(Provided information)
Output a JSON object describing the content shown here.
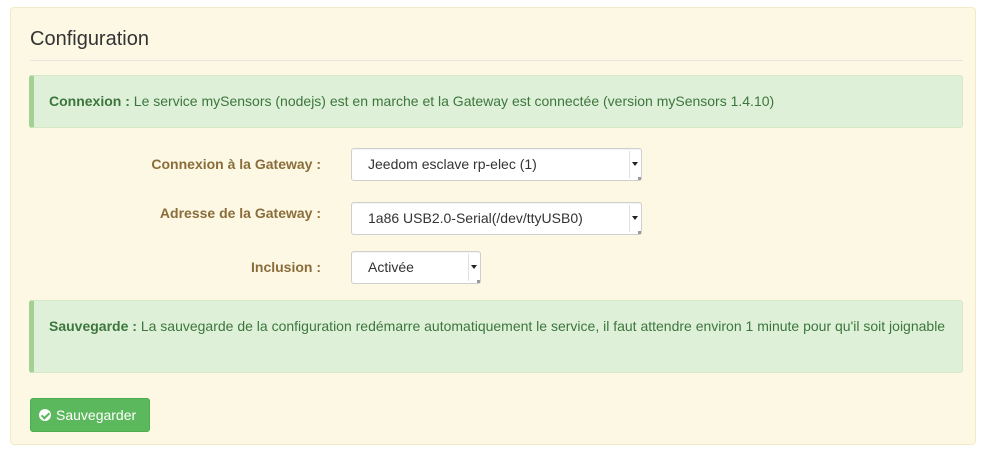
{
  "panel": {
    "legend": "Configuration"
  },
  "status_alert": {
    "label": "Connexion :",
    "message": "Le service mySensors (nodejs) est en marche et la Gateway est connectée (version mySensors 1.4.10)"
  },
  "form": {
    "gateway_connection": {
      "label": "Connexion à la Gateway :",
      "selected": "Jeedom esclave rp-elec (1)"
    },
    "gateway_address": {
      "label": "Adresse de la Gateway :",
      "selected": "1a86 USB2.0-Serial(/dev/ttyUSB0)"
    },
    "inclusion": {
      "label": "Inclusion :",
      "selected": "Activée"
    }
  },
  "save_alert": {
    "label": "Sauvegarde :",
    "message": "La sauvegarde de la configuration redémarre automatiquement le service, il faut attendre environ 1 minute pour qu'il soit joignable"
  },
  "save_button": {
    "label": "Sauvegarder",
    "icon": "check-circle-icon",
    "color": "#5cb85c"
  },
  "colors": {
    "panel_bg": "#fcf8e3",
    "alert_bg": "#dff0d8",
    "alert_text": "#3c763d",
    "label_text": "#8a6d3b"
  }
}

(Do this) Of the lines above, how many contain the word "selected"? Provide the number and nothing else.

(Answer to the exercise) 3